What to do =>
Reproduce everything from the line containing "Identify all the" down to the line containing "bottom-block-retail-space: Over 346,000", renaming "mini-bag-icon" to "small-bag-icon" and leaving the rest unchanged. Leave the pictures out of your answer.
----
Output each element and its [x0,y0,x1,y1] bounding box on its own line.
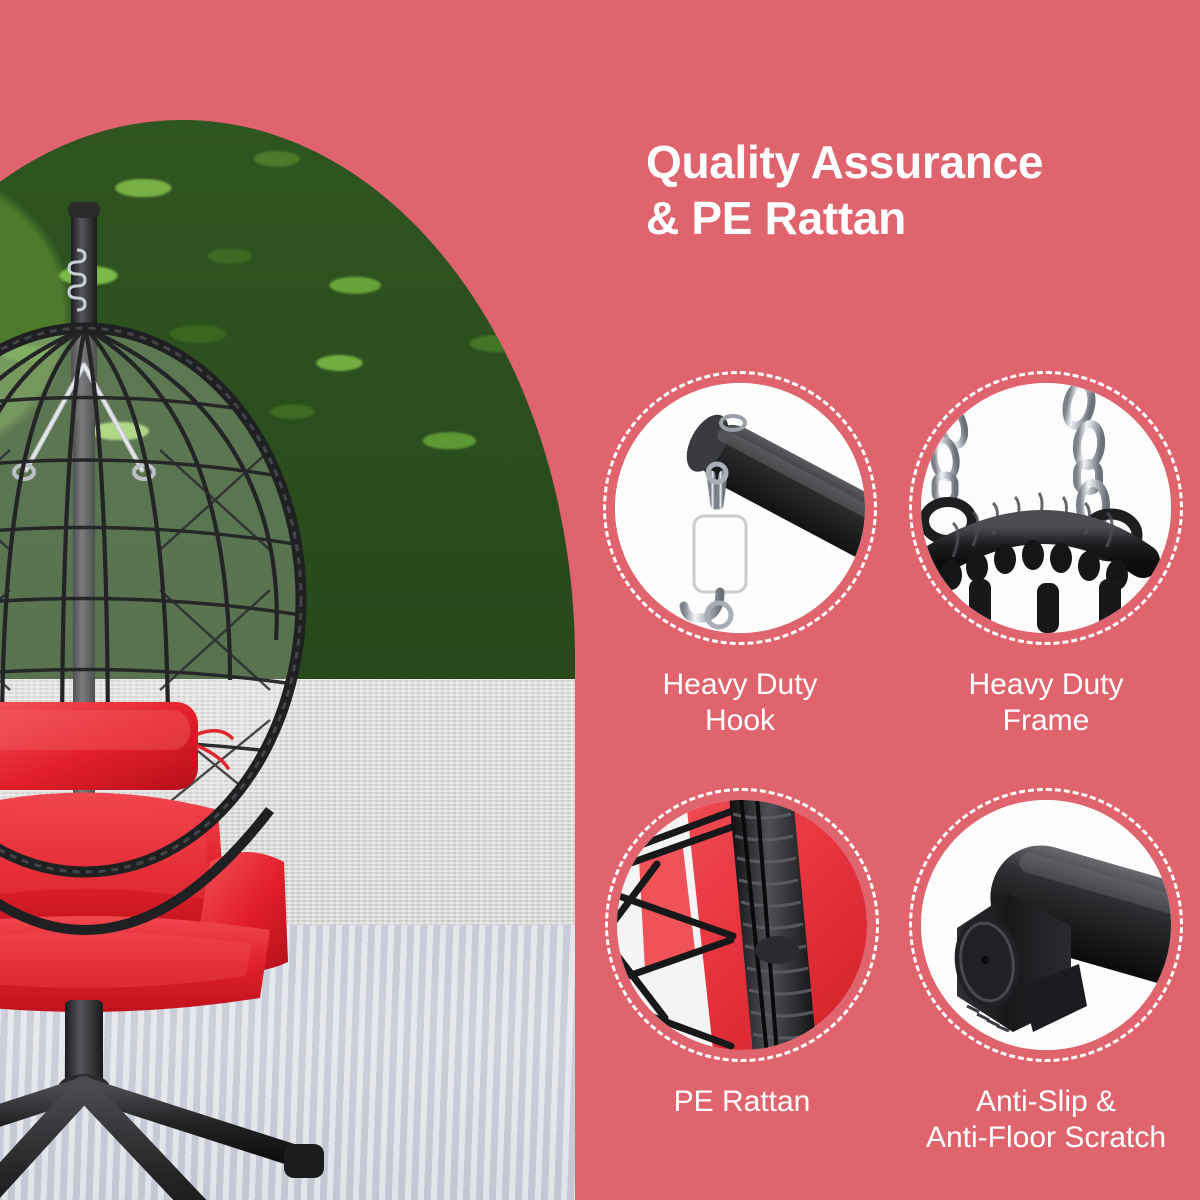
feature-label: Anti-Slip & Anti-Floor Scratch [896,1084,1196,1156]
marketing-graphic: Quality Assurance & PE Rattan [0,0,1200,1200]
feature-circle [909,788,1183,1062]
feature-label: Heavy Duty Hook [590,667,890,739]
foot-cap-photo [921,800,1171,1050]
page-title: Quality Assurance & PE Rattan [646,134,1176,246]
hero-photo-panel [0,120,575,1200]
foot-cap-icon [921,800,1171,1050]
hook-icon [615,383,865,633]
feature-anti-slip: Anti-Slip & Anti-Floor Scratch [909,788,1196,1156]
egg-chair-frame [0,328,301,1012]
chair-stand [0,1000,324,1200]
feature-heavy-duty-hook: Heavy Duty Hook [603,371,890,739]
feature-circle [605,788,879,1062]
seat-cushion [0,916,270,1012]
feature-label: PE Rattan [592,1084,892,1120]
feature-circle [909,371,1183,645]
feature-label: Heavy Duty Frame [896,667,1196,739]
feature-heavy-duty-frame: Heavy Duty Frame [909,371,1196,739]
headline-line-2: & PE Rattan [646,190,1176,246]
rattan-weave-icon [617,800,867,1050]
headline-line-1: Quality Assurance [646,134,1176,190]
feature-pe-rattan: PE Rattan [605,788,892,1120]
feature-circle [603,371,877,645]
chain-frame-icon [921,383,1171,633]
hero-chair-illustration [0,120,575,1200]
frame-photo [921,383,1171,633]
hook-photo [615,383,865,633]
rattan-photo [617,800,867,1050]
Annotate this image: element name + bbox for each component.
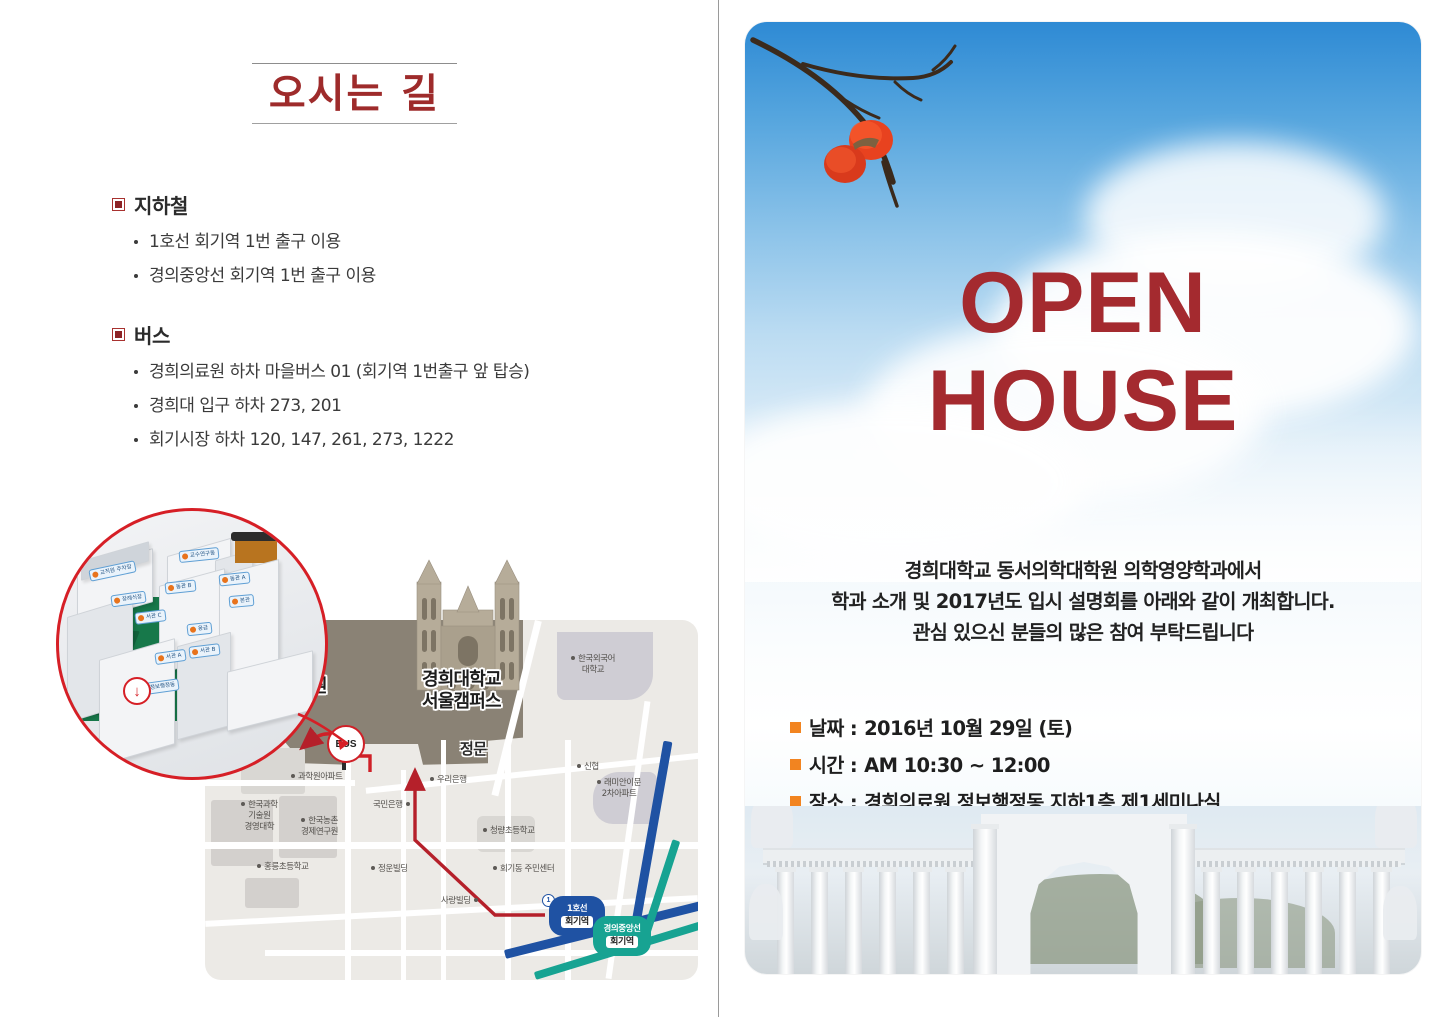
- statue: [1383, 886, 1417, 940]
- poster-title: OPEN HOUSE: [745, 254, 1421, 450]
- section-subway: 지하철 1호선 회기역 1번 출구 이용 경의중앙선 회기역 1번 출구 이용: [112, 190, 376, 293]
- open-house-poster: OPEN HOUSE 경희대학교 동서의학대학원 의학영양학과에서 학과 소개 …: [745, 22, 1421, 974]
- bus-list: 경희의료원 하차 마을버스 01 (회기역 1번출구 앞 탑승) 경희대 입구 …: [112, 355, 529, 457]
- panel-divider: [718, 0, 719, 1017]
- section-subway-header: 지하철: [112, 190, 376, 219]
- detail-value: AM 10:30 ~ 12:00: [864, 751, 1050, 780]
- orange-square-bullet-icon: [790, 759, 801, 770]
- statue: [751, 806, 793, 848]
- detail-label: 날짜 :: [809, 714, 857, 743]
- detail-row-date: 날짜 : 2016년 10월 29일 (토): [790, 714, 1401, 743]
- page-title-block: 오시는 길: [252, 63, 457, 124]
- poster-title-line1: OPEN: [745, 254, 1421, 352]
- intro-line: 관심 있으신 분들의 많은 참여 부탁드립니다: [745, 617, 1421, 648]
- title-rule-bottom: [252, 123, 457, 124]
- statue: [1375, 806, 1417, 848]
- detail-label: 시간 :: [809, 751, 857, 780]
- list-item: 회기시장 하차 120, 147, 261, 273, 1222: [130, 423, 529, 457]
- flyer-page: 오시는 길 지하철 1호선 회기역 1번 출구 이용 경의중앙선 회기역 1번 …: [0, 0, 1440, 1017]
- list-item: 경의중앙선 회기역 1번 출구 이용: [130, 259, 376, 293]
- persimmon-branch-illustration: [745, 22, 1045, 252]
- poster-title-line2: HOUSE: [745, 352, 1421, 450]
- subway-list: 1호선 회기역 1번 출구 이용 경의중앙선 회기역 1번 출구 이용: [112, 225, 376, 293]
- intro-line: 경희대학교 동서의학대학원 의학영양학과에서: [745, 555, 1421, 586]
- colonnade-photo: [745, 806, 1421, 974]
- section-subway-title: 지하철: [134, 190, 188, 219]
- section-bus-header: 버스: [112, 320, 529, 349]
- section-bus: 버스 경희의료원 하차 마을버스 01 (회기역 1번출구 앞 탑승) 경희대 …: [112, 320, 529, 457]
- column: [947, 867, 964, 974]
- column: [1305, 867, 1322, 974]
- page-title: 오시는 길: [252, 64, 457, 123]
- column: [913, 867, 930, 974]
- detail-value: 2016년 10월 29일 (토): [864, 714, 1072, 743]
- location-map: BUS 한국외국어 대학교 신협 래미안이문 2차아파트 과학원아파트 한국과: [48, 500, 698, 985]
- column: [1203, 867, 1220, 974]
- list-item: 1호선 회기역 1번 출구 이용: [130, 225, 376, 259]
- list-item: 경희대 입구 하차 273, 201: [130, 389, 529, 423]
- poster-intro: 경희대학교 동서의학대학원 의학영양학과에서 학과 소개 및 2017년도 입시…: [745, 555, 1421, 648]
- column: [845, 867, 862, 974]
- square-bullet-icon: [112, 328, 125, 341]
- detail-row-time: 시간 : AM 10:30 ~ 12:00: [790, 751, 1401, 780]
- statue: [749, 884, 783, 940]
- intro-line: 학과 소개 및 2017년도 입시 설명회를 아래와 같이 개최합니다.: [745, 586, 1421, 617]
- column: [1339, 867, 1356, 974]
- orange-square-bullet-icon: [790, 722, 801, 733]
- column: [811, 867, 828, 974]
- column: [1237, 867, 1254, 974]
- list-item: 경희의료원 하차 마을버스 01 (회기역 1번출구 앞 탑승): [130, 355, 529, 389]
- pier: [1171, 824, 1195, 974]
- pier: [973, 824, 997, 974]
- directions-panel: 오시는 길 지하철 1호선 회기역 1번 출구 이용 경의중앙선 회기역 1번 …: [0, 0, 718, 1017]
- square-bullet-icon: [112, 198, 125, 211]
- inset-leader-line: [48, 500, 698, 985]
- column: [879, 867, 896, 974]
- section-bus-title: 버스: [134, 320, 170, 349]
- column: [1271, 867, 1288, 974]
----
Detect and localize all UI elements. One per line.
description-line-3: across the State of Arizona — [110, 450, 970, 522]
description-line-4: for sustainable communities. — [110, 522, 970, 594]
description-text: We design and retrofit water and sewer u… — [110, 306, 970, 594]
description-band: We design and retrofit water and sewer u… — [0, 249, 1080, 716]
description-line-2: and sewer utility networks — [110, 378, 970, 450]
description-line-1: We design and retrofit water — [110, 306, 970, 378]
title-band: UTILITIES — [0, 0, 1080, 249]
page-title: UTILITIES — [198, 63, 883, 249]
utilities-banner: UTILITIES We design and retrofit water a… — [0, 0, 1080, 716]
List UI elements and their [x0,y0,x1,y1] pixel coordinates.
----
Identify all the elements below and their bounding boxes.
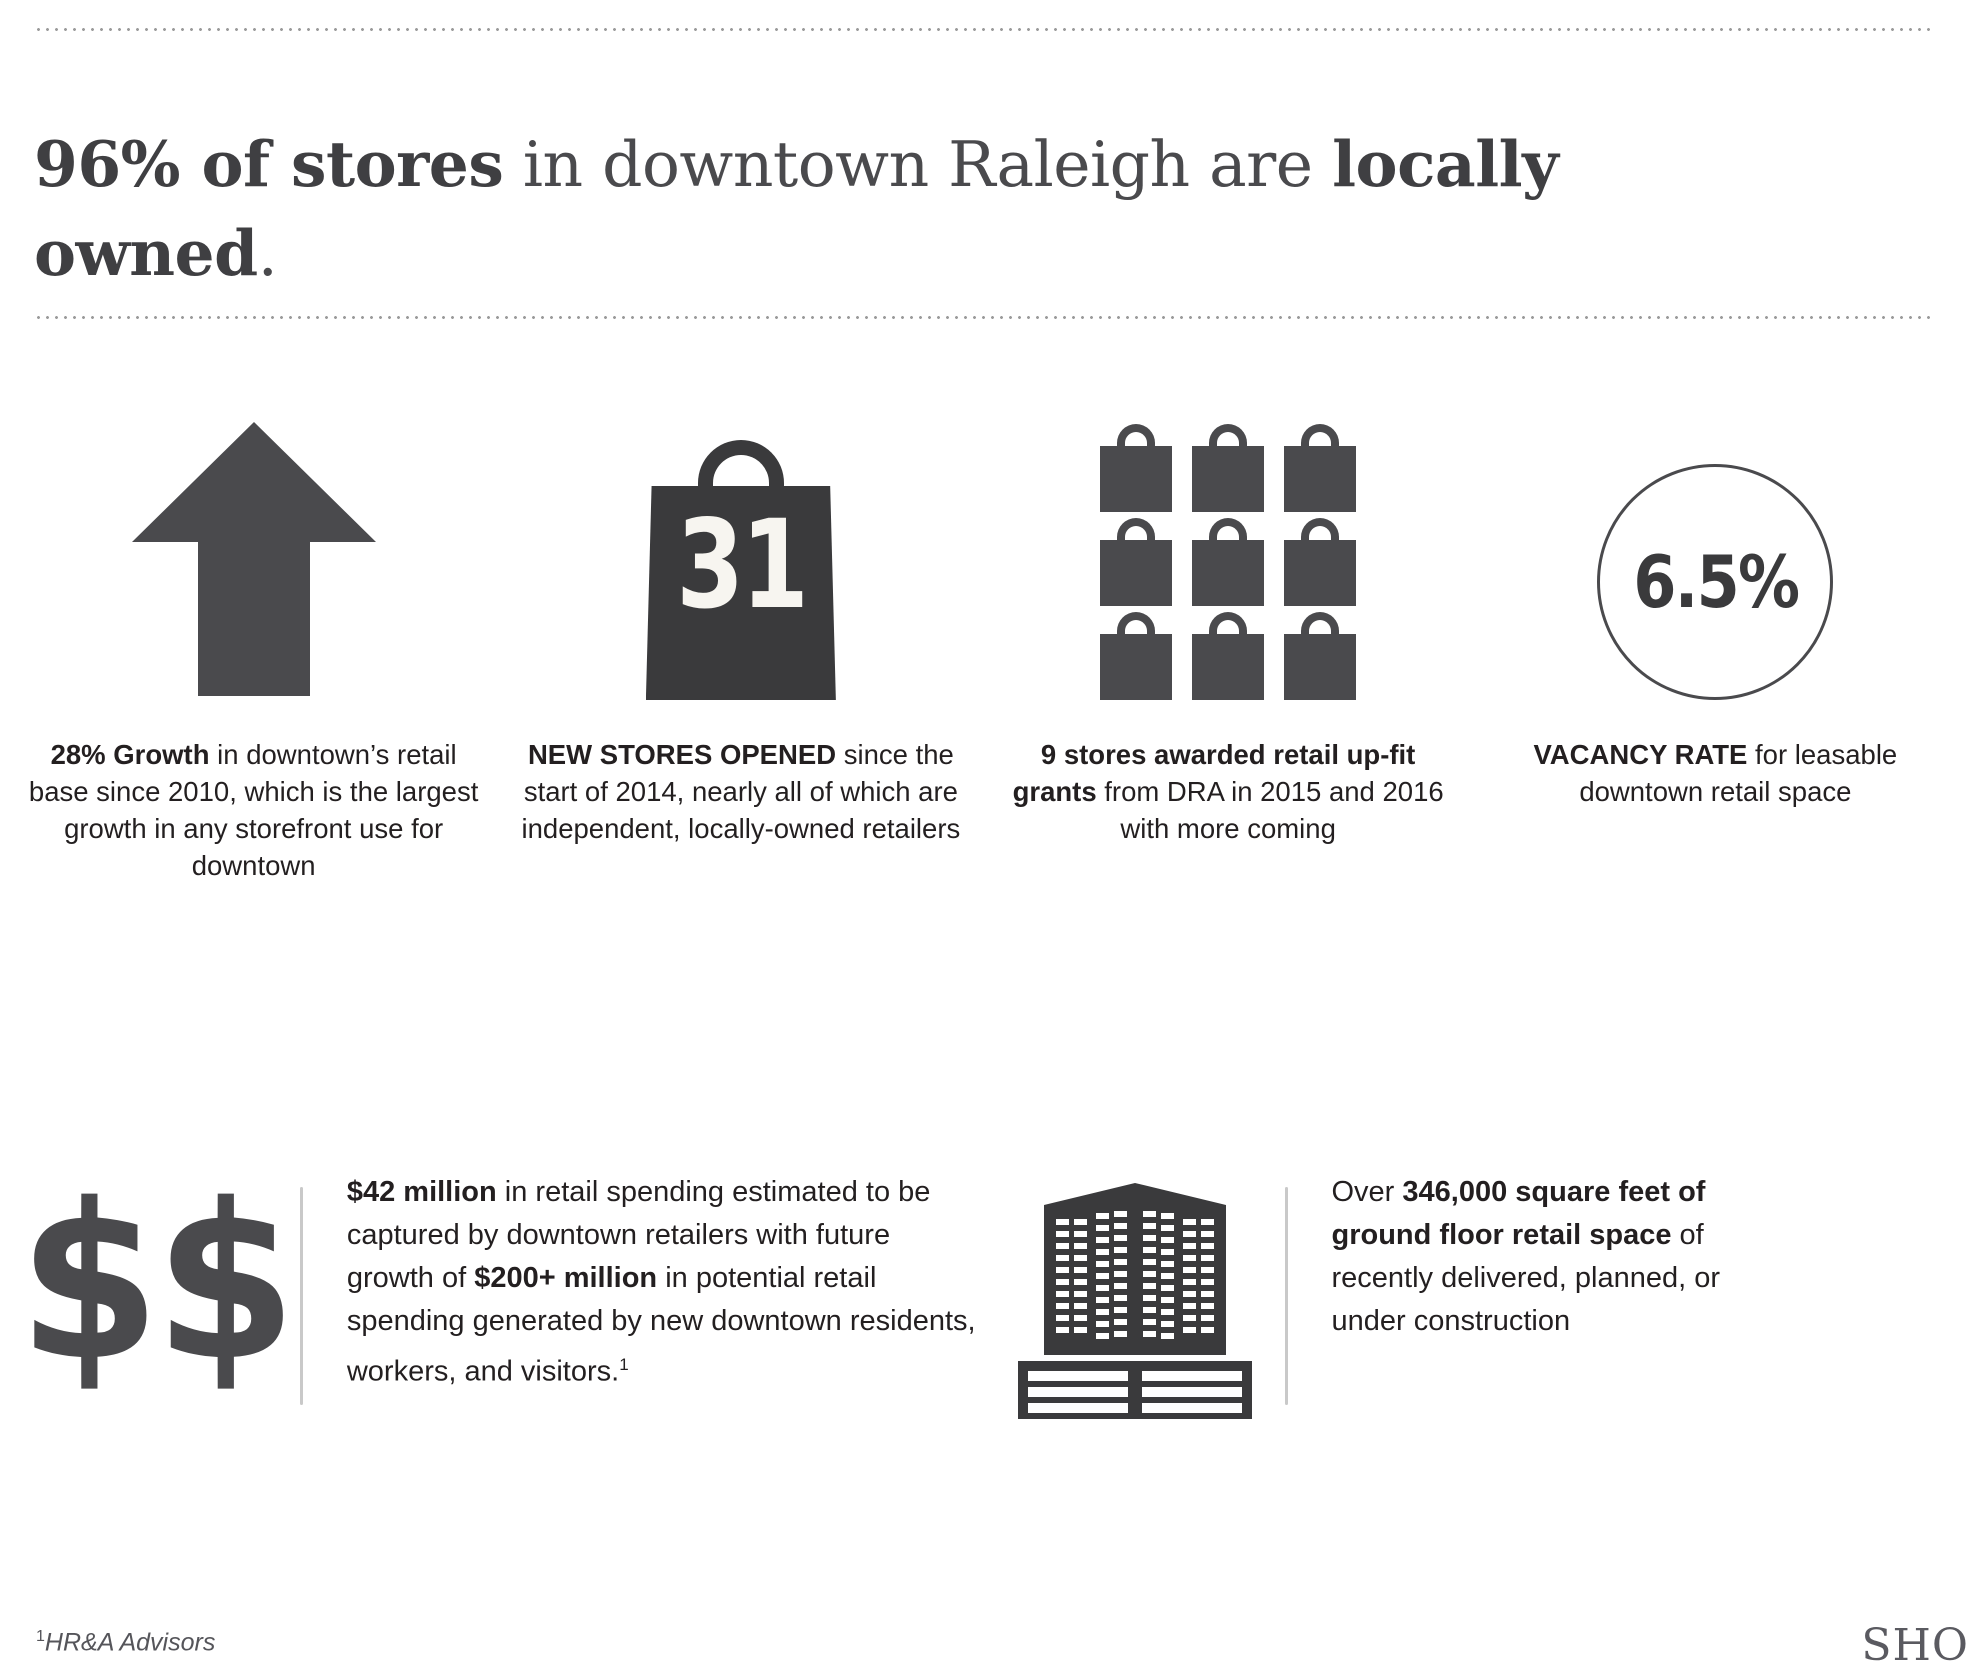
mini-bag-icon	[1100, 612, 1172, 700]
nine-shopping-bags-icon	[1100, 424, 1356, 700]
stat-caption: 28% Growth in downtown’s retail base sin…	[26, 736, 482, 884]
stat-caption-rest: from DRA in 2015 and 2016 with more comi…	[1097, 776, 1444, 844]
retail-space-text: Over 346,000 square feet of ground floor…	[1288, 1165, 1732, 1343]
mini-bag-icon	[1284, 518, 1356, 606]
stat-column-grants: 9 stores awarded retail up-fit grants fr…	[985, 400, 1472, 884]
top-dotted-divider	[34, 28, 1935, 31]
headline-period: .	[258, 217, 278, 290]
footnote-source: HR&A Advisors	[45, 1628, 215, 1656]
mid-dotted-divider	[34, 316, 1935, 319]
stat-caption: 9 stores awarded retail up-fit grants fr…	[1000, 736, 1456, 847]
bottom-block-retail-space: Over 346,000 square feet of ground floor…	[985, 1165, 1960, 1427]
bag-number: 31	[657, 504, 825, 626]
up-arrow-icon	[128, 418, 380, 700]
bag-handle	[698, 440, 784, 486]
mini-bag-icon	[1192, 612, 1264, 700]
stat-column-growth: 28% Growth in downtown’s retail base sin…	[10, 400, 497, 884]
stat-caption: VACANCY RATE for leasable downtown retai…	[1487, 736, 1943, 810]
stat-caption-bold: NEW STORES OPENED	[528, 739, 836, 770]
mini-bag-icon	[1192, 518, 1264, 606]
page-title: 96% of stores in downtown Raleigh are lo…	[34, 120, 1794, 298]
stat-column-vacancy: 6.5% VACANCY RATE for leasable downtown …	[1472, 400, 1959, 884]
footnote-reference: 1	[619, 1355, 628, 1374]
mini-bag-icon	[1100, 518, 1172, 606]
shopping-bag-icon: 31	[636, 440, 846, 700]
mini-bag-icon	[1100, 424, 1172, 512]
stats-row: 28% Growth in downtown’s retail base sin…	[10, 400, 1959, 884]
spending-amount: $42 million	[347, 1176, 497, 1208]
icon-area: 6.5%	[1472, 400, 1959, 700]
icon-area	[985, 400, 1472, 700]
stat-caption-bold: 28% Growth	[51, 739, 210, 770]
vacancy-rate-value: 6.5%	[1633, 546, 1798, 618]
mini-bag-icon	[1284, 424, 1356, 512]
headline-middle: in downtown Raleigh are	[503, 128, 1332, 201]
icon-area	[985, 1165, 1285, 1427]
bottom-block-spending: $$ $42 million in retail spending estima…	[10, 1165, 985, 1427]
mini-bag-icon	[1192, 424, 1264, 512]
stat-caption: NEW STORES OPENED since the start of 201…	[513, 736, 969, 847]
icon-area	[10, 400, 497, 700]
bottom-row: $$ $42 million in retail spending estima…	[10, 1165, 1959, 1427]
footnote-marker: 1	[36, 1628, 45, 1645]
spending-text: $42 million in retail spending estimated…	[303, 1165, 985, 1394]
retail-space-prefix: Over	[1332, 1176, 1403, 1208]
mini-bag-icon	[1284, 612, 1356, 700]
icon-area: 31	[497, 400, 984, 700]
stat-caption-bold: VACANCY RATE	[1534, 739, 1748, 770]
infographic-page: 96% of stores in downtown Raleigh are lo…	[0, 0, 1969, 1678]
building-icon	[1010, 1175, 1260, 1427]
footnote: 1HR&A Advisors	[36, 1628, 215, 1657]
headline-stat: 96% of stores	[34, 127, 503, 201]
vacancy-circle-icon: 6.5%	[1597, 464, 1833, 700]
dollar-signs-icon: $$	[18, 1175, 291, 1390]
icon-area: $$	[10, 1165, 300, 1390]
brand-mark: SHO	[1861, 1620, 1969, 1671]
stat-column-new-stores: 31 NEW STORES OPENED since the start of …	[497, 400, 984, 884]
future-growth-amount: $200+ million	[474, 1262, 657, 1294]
----
Result for this task =>
Identify all the elements below and their bounding boxes.
small-bag-icon	[1100, 612, 1172, 700]
nine-shopping-bags-icon	[1100, 424, 1356, 700]
stat-caption: 28% Growth in downtown’s retail base sin…	[26, 736, 482, 884]
stat-caption-rest: from DRA in 2015 and 2016 with more comi…	[1097, 776, 1444, 844]
retail-space-text: Over 346,000 square feet of ground floor…	[1288, 1165, 1732, 1343]
small-bag-icon	[1284, 518, 1356, 606]
stat-column-grants: 9 stores awarded retail up-fit grants fr…	[985, 400, 1472, 884]
top-dotted-divider	[34, 28, 1935, 31]
headline-period: .	[258, 217, 278, 290]
footnote-source: HR&A Advisors	[45, 1628, 215, 1656]
mid-dotted-divider	[34, 316, 1935, 319]
stat-caption: 9 stores awarded retail up-fit grants fr…	[1000, 736, 1456, 847]
bottom-block-retail-space: Over 346,000 square feet of ground floor…	[985, 1165, 1960, 1427]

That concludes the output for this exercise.